SHORT EXERCISE
Quote the records that follow in full, leaving the pictures out.
------------------------------------
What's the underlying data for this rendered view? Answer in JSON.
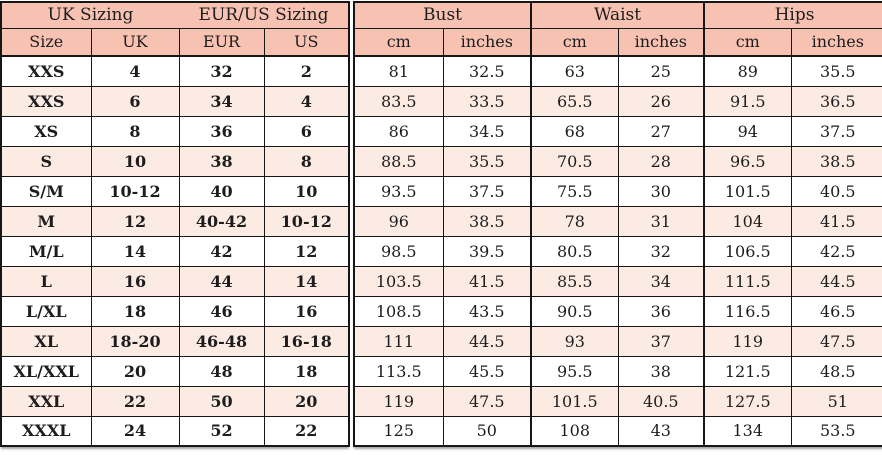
{
  "colors": {
    "header_bg": "#f8c2b3",
    "alt_row_bg": "#fcebe3",
    "border": "#161616",
    "text": "#1d1d1d",
    "page_bg": "#ffffff"
  },
  "table": {
    "left": {
      "group_uk": "UK Sizing",
      "group_eurus": "EUR/US Sizing",
      "columns": [
        "Size",
        "UK",
        "EUR",
        "US"
      ]
    },
    "right": {
      "groups": [
        {
          "label": "Bust"
        },
        {
          "label": "Waist"
        },
        {
          "label": "Hips"
        }
      ],
      "sub_columns": [
        "cm",
        "inches",
        "cm",
        "inches",
        "cm",
        "inches"
      ]
    },
    "rows": [
      {
        "size": "XXS",
        "uk": "4",
        "eur": "32",
        "us": "2",
        "bust_cm": "81",
        "bust_in": "32.5",
        "waist_cm": "63",
        "waist_in": "25",
        "hips_cm": "89",
        "hips_in": "35.5"
      },
      {
        "size": "XXS",
        "uk": "6",
        "eur": "34",
        "us": "4",
        "bust_cm": "83.5",
        "bust_in": "33.5",
        "waist_cm": "65.5",
        "waist_in": "26",
        "hips_cm": "91.5",
        "hips_in": "36.5"
      },
      {
        "size": "XS",
        "uk": "8",
        "eur": "36",
        "us": "6",
        "bust_cm": "86",
        "bust_in": "34.5",
        "waist_cm": "68",
        "waist_in": "27",
        "hips_cm": "94",
        "hips_in": "37.5"
      },
      {
        "size": "S",
        "uk": "10",
        "eur": "38",
        "us": "8",
        "bust_cm": "88.5",
        "bust_in": "35.5",
        "waist_cm": "70.5",
        "waist_in": "28",
        "hips_cm": "96.5",
        "hips_in": "38.5"
      },
      {
        "size": "S/M",
        "uk": "10-12",
        "eur": "40",
        "us": "10",
        "bust_cm": "93.5",
        "bust_in": "37.5",
        "waist_cm": "75.5",
        "waist_in": "30",
        "hips_cm": "101.5",
        "hips_in": "40.5"
      },
      {
        "size": "M",
        "uk": "12",
        "eur": "40-42",
        "us": "10-12",
        "bust_cm": "96",
        "bust_in": "38.5",
        "waist_cm": "78",
        "waist_in": "31",
        "hips_cm": "104",
        "hips_in": "41.5"
      },
      {
        "size": "M/L",
        "uk": "14",
        "eur": "42",
        "us": "12",
        "bust_cm": "98.5",
        "bust_in": "39.5",
        "waist_cm": "80.5",
        "waist_in": "32",
        "hips_cm": "106.5",
        "hips_in": "42.5"
      },
      {
        "size": "L",
        "uk": "16",
        "eur": "44",
        "us": "14",
        "bust_cm": "103.5",
        "bust_in": "41.5",
        "waist_cm": "85.5",
        "waist_in": "34",
        "hips_cm": "111.5",
        "hips_in": "44.5"
      },
      {
        "size": "L/XL",
        "uk": "18",
        "eur": "46",
        "us": "16",
        "bust_cm": "108.5",
        "bust_in": "43.5",
        "waist_cm": "90.5",
        "waist_in": "36",
        "hips_cm": "116.5",
        "hips_in": "46.5"
      },
      {
        "size": "XL",
        "uk": "18-20",
        "eur": "46-48",
        "us": "16-18",
        "bust_cm": "111",
        "bust_in": "44.5",
        "waist_cm": "93",
        "waist_in": "37",
        "hips_cm": "119",
        "hips_in": "47.5"
      },
      {
        "size": "XL/XXL",
        "uk": "20",
        "eur": "48",
        "us": "18",
        "bust_cm": "113.5",
        "bust_in": "45.5",
        "waist_cm": "95.5",
        "waist_in": "38",
        "hips_cm": "121.5",
        "hips_in": "48.5"
      },
      {
        "size": "XXL",
        "uk": "22",
        "eur": "50",
        "us": "20",
        "bust_cm": "119",
        "bust_in": "47.5",
        "waist_cm": "101.5",
        "waist_in": "40.5",
        "hips_cm": "127.5",
        "hips_in": "51"
      },
      {
        "size": "XXXL",
        "uk": "24",
        "eur": "52",
        "us": "22",
        "bust_cm": "125",
        "bust_in": "50",
        "waist_cm": "108",
        "waist_in": "43",
        "hips_cm": "134",
        "hips_in": "53.5"
      }
    ]
  }
}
------------------------------------
SOLVED EXERCISE
What's the underlying data for this rendered view? Answer in JSON.
{
  "colors": {
    "header_bg": "#f8c2b3",
    "alt_row_bg": "#fcebe3",
    "border": "#161616",
    "text": "#1d1d1d",
    "page_bg": "#ffffff"
  },
  "table": {
    "left": {
      "group_uk": "UK Sizing",
      "group_eurus": "EUR/US Sizing",
      "columns": [
        "Size",
        "UK",
        "EUR",
        "US"
      ]
    },
    "right": {
      "groups": [
        {
          "label": "Bust"
        },
        {
          "label": "Waist"
        },
        {
          "label": "Hips"
        }
      ],
      "sub_columns": [
        "cm",
        "inches",
        "cm",
        "inches",
        "cm",
        "inches"
      ]
    },
    "rows": [
      {
        "size": "XXS",
        "uk": "4",
        "eur": "32",
        "us": "2",
        "bust_cm": "81",
        "bust_in": "32.5",
        "waist_cm": "63",
        "waist_in": "25",
        "hips_cm": "89",
        "hips_in": "35.5"
      },
      {
        "size": "XXS",
        "uk": "6",
        "eur": "34",
        "us": "4",
        "bust_cm": "83.5",
        "bust_in": "33.5",
        "waist_cm": "65.5",
        "waist_in": "26",
        "hips_cm": "91.5",
        "hips_in": "36.5"
      },
      {
        "size": "XS",
        "uk": "8",
        "eur": "36",
        "us": "6",
        "bust_cm": "86",
        "bust_in": "34.5",
        "waist_cm": "68",
        "waist_in": "27",
        "hips_cm": "94",
        "hips_in": "37.5"
      },
      {
        "size": "S",
        "uk": "10",
        "eur": "38",
        "us": "8",
        "bust_cm": "88.5",
        "bust_in": "35.5",
        "waist_cm": "70.5",
        "waist_in": "28",
        "hips_cm": "96.5",
        "hips_in": "38.5"
      },
      {
        "size": "S/M",
        "uk": "10-12",
        "eur": "40",
        "us": "10",
        "bust_cm": "93.5",
        "bust_in": "37.5",
        "waist_cm": "75.5",
        "waist_in": "30",
        "hips_cm": "101.5",
        "hips_in": "40.5"
      },
      {
        "size": "M",
        "uk": "12",
        "eur": "40-42",
        "us": "10-12",
        "bust_cm": "96",
        "bust_in": "38.5",
        "waist_cm": "78",
        "waist_in": "31",
        "hips_cm": "104",
        "hips_in": "41.5"
      },
      {
        "size": "M/L",
        "uk": "14",
        "eur": "42",
        "us": "12",
        "bust_cm": "98.5",
        "bust_in": "39.5",
        "waist_cm": "80.5",
        "waist_in": "32",
        "hips_cm": "106.5",
        "hips_in": "42.5"
      },
      {
        "size": "L",
        "uk": "16",
        "eur": "44",
        "us": "14",
        "bust_cm": "103.5",
        "bust_in": "41.5",
        "waist_cm": "85.5",
        "waist_in": "34",
        "hips_cm": "111.5",
        "hips_in": "44.5"
      },
      {
        "size": "L/XL",
        "uk": "18",
        "eur": "46",
        "us": "16",
        "bust_cm": "108.5",
        "bust_in": "43.5",
        "waist_cm": "90.5",
        "waist_in": "36",
        "hips_cm": "116.5",
        "hips_in": "46.5"
      },
      {
        "size": "XL",
        "uk": "18-20",
        "eur": "46-48",
        "us": "16-18",
        "bust_cm": "111",
        "bust_in": "44.5",
        "waist_cm": "93",
        "waist_in": "37",
        "hips_cm": "119",
        "hips_in": "47.5"
      },
      {
        "size": "XL/XXL",
        "uk": "20",
        "eur": "48",
        "us": "18",
        "bust_cm": "113.5",
        "bust_in": "45.5",
        "waist_cm": "95.5",
        "waist_in": "38",
        "hips_cm": "121.5",
        "hips_in": "48.5"
      },
      {
        "size": "XXL",
        "uk": "22",
        "eur": "50",
        "us": "20",
        "bust_cm": "119",
        "bust_in": "47.5",
        "waist_cm": "101.5",
        "waist_in": "40.5",
        "hips_cm": "127.5",
        "hips_in": "51"
      },
      {
        "size": "XXXL",
        "uk": "24",
        "eur": "52",
        "us": "22",
        "bust_cm": "125",
        "bust_in": "50",
        "waist_cm": "108",
        "waist_in": "43",
        "hips_cm": "134",
        "hips_in": "53.5"
      }
    ]
  }
}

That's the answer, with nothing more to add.